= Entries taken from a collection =

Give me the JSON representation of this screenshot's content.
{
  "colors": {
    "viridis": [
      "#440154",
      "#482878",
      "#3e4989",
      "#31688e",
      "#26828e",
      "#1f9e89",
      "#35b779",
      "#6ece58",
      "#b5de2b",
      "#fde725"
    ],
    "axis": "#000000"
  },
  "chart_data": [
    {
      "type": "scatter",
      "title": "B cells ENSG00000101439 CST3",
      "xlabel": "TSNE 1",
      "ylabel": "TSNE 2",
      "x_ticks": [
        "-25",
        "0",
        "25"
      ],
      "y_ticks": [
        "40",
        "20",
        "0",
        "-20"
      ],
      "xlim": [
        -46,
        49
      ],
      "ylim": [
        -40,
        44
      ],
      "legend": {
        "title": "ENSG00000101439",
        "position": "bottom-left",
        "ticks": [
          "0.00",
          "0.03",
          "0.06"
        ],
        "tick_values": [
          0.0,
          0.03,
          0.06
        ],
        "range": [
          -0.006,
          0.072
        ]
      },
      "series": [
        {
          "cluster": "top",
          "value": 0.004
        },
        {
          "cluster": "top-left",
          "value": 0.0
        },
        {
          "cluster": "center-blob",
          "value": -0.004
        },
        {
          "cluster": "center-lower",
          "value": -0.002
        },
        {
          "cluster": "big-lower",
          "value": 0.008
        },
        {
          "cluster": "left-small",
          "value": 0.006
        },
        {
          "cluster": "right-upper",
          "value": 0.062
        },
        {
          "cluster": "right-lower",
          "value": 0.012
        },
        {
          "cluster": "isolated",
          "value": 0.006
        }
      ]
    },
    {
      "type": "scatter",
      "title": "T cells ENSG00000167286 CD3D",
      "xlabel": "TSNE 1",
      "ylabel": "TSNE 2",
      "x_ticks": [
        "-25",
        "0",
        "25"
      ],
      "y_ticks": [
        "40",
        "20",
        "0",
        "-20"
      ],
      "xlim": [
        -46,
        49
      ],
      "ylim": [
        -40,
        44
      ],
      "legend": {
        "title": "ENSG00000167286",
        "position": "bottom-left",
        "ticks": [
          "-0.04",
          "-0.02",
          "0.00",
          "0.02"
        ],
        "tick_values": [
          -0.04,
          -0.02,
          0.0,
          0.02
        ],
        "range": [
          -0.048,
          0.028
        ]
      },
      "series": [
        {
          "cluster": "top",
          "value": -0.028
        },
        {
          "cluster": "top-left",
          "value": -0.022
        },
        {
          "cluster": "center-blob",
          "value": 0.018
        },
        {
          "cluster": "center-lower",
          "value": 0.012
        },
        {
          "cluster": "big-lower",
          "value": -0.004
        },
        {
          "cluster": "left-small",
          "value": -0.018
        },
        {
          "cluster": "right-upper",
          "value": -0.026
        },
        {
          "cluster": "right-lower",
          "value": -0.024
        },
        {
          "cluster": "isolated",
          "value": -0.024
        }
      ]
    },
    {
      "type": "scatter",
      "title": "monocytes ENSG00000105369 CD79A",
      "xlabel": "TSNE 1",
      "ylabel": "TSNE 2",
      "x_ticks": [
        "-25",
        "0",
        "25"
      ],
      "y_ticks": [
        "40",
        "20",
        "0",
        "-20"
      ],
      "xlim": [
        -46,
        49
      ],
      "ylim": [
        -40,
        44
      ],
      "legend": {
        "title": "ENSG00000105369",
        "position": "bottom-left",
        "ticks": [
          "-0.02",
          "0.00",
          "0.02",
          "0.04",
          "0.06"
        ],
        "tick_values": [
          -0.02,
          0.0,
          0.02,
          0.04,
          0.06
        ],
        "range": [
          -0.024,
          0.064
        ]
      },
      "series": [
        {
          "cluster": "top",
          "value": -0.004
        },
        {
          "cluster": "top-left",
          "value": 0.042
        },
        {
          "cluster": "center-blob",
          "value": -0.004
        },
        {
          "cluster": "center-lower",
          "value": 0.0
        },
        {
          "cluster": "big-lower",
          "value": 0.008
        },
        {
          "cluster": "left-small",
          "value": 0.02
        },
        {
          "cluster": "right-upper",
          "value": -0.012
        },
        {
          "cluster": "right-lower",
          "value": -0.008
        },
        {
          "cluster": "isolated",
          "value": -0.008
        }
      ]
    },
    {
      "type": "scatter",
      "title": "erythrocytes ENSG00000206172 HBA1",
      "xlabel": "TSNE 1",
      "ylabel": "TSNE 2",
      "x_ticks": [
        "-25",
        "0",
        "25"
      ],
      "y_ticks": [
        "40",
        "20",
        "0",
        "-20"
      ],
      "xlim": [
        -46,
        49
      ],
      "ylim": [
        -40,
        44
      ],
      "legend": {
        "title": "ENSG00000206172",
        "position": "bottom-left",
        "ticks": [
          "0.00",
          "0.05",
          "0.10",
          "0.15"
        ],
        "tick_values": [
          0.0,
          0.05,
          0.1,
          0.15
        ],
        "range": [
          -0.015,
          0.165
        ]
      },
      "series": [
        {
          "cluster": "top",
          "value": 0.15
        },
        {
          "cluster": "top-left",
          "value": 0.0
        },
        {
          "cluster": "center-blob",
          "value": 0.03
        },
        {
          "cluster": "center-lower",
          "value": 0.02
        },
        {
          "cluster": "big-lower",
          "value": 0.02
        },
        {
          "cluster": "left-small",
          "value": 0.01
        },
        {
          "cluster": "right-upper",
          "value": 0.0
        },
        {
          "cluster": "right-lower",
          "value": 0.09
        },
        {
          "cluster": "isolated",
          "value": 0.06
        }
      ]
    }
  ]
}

= What is required =
Transcribe each entry precisely, missing none.

= Written response =
Give me the JSON representation of this screenshot's content.
{
  "colors": {
    "viridis": [
      "#440154",
      "#482878",
      "#3e4989",
      "#31688e",
      "#26828e",
      "#1f9e89",
      "#35b779",
      "#6ece58",
      "#b5de2b",
      "#fde725"
    ],
    "axis": "#000000"
  },
  "chart_data": [
    {
      "type": "scatter",
      "title": "B cells ENSG00000101439 CST3",
      "xlabel": "TSNE 1",
      "ylabel": "TSNE 2",
      "x_ticks": [
        "-25",
        "0",
        "25"
      ],
      "y_ticks": [
        "40",
        "20",
        "0",
        "-20"
      ],
      "xlim": [
        -46,
        49
      ],
      "ylim": [
        -40,
        44
      ],
      "legend": {
        "title": "ENSG00000101439",
        "position": "bottom-left",
        "ticks": [
          "0.00",
          "0.03",
          "0.06"
        ],
        "tick_values": [
          0.0,
          0.03,
          0.06
        ],
        "range": [
          -0.006,
          0.072
        ]
      },
      "series": [
        {
          "cluster": "top",
          "value": 0.004
        },
        {
          "cluster": "top-left",
          "value": 0.0
        },
        {
          "cluster": "center-blob",
          "value": -0.004
        },
        {
          "cluster": "center-lower",
          "value": -0.002
        },
        {
          "cluster": "big-lower",
          "value": 0.008
        },
        {
          "cluster": "left-small",
          "value": 0.006
        },
        {
          "cluster": "right-upper",
          "value": 0.062
        },
        {
          "cluster": "right-lower",
          "value": 0.012
        },
        {
          "cluster": "isolated",
          "value": 0.006
        }
      ]
    },
    {
      "type": "scatter",
      "title": "T cells ENSG00000167286 CD3D",
      "xlabel": "TSNE 1",
      "ylabel": "TSNE 2",
      "x_ticks": [
        "-25",
        "0",
        "25"
      ],
      "y_ticks": [
        "40",
        "20",
        "0",
        "-20"
      ],
      "xlim": [
        -46,
        49
      ],
      "ylim": [
        -40,
        44
      ],
      "legend": {
        "title": "ENSG00000167286",
        "position": "bottom-left",
        "ticks": [
          "-0.04",
          "-0.02",
          "0.00",
          "0.02"
        ],
        "tick_values": [
          -0.04,
          -0.02,
          0.0,
          0.02
        ],
        "range": [
          -0.048,
          0.028
        ]
      },
      "series": [
        {
          "cluster": "top",
          "value": -0.028
        },
        {
          "cluster": "top-left",
          "value": -0.022
        },
        {
          "cluster": "center-blob",
          "value": 0.018
        },
        {
          "cluster": "center-lower",
          "value": 0.012
        },
        {
          "cluster": "big-lower",
          "value": -0.004
        },
        {
          "cluster": "left-small",
          "value": -0.018
        },
        {
          "cluster": "right-upper",
          "value": -0.026
        },
        {
          "cluster": "right-lower",
          "value": -0.024
        },
        {
          "cluster": "isolated",
          "value": -0.024
        }
      ]
    },
    {
      "type": "scatter",
      "title": "monocytes ENSG00000105369 CD79A",
      "xlabel": "TSNE 1",
      "ylabel": "TSNE 2",
      "x_ticks": [
        "-25",
        "0",
        "25"
      ],
      "y_ticks": [
        "40",
        "20",
        "0",
        "-20"
      ],
      "xlim": [
        -46,
        49
      ],
      "ylim": [
        -40,
        44
      ],
      "legend": {
        "title": "ENSG00000105369",
        "position": "bottom-left",
        "ticks": [
          "-0.02",
          "0.00",
          "0.02",
          "0.04",
          "0.06"
        ],
        "tick_values": [
          -0.02,
          0.0,
          0.02,
          0.04,
          0.06
        ],
        "range": [
          -0.024,
          0.064
        ]
      },
      "series": [
        {
          "cluster": "top",
          "value": -0.004
        },
        {
          "cluster": "top-left",
          "value": 0.042
        },
        {
          "cluster": "center-blob",
          "value": -0.004
        },
        {
          "cluster": "center-lower",
          "value": 0.0
        },
        {
          "cluster": "big-lower",
          "value": 0.008
        },
        {
          "cluster": "left-small",
          "value": 0.02
        },
        {
          "cluster": "right-upper",
          "value": -0.012
        },
        {
          "cluster": "right-lower",
          "value": -0.008
        },
        {
          "cluster": "isolated",
          "value": -0.008
        }
      ]
    },
    {
      "type": "scatter",
      "title": "erythrocytes ENSG00000206172 HBA1",
      "xlabel": "TSNE 1",
      "ylabel": "TSNE 2",
      "x_ticks": [
        "-25",
        "0",
        "25"
      ],
      "y_ticks": [
        "40",
        "20",
        "0",
        "-20"
      ],
      "xlim": [
        -46,
        49
      ],
      "ylim": [
        -40,
        44
      ],
      "legend": {
        "title": "ENSG00000206172",
        "position": "bottom-left",
        "ticks": [
          "0.00",
          "0.05",
          "0.10",
          "0.15"
        ],
        "tick_values": [
          0.0,
          0.05,
          0.1,
          0.15
        ],
        "range": [
          -0.015,
          0.165
        ]
      },
      "series": [
        {
          "cluster": "top",
          "value": 0.15
        },
        {
          "cluster": "top-left",
          "value": 0.0
        },
        {
          "cluster": "center-blob",
          "value": 0.03
        },
        {
          "cluster": "center-lower",
          "value": 0.02
        },
        {
          "cluster": "big-lower",
          "value": 0.02
        },
        {
          "cluster": "left-small",
          "value": 0.01
        },
        {
          "cluster": "right-upper",
          "value": 0.0
        },
        {
          "cluster": "right-lower",
          "value": 0.09
        },
        {
          "cluster": "isolated",
          "value": 0.06
        }
      ]
    }
  ]
}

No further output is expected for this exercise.